> Task objective: Transcribe every entry word for word, leaving out all images.

[Collection entries]
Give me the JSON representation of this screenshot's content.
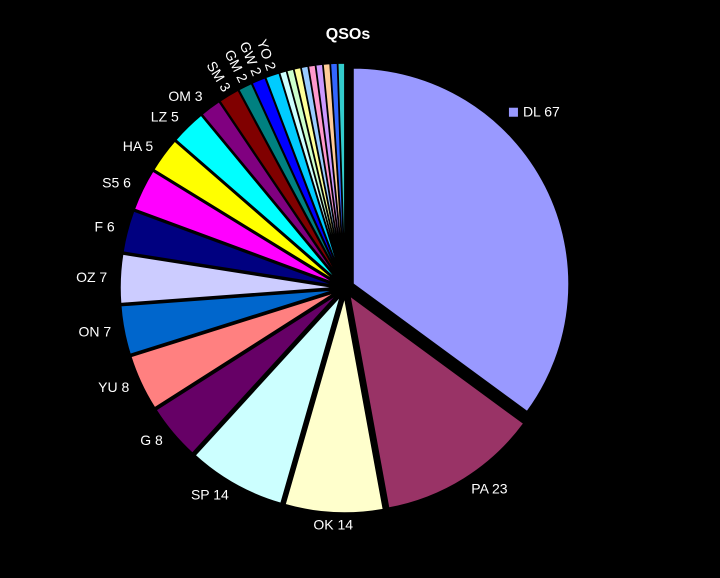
{
  "chart_data": {
    "type": "pie",
    "title": "QSOs",
    "values": [
      67,
      23,
      14,
      14,
      8,
      8,
      7,
      7,
      6,
      6,
      5,
      5,
      3,
      3,
      2,
      2,
      2,
      1,
      1,
      1,
      1,
      1,
      1,
      1,
      1,
      1
    ],
    "value_labels": [
      "DL 67",
      "PA 23",
      "OK  14",
      "SP  14",
      "G  8",
      "YU  8",
      "ON  7",
      "OZ  7",
      "F   6",
      "S5   6",
      "HA  5",
      "LZ   5",
      "OM  3",
      "SM  3",
      "GM  2",
      "GW  2",
      "YO  2",
      null,
      null,
      null,
      null,
      null,
      null,
      null,
      null,
      null
    ],
    "colors": [
      "#9999ff",
      "#993366",
      "#ffffcc",
      "#ccffff",
      "#660066",
      "#ff8080",
      "#0066cc",
      "#ccccff",
      "#000080",
      "#ff00ff",
      "#ffff00",
      "#00ffff",
      "#800080",
      "#800000",
      "#008080",
      "#0000ff",
      "#00ccff",
      "#ccffff",
      "#ccffcc",
      "#ffff99",
      "#99ccff",
      "#ff99cc",
      "#cc99ff",
      "#ffcc99",
      "#3366ff",
      "#33cccc"
    ],
    "legend_marker_first": true
  }
}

> The completed task:
Give me the JSON representation of this screenshot's content.
{
  "chart_data": {
    "type": "pie",
    "title": "QSOs",
    "values": [
      67,
      23,
      14,
      14,
      8,
      8,
      7,
      7,
      6,
      6,
      5,
      5,
      3,
      3,
      2,
      2,
      2,
      1,
      1,
      1,
      1,
      1,
      1,
      1,
      1,
      1
    ],
    "value_labels": [
      "DL 67",
      "PA 23",
      "OK  14",
      "SP  14",
      "G  8",
      "YU  8",
      "ON  7",
      "OZ  7",
      "F   6",
      "S5   6",
      "HA  5",
      "LZ   5",
      "OM  3",
      "SM  3",
      "GM  2",
      "GW  2",
      "YO  2",
      null,
      null,
      null,
      null,
      null,
      null,
      null,
      null,
      null
    ],
    "colors": [
      "#9999ff",
      "#993366",
      "#ffffcc",
      "#ccffff",
      "#660066",
      "#ff8080",
      "#0066cc",
      "#ccccff",
      "#000080",
      "#ff00ff",
      "#ffff00",
      "#00ffff",
      "#800080",
      "#800000",
      "#008080",
      "#0000ff",
      "#00ccff",
      "#ccffff",
      "#ccffcc",
      "#ffff99",
      "#99ccff",
      "#ff99cc",
      "#cc99ff",
      "#ffcc99",
      "#3366ff",
      "#33cccc"
    ],
    "legend_marker_first": true
  }
}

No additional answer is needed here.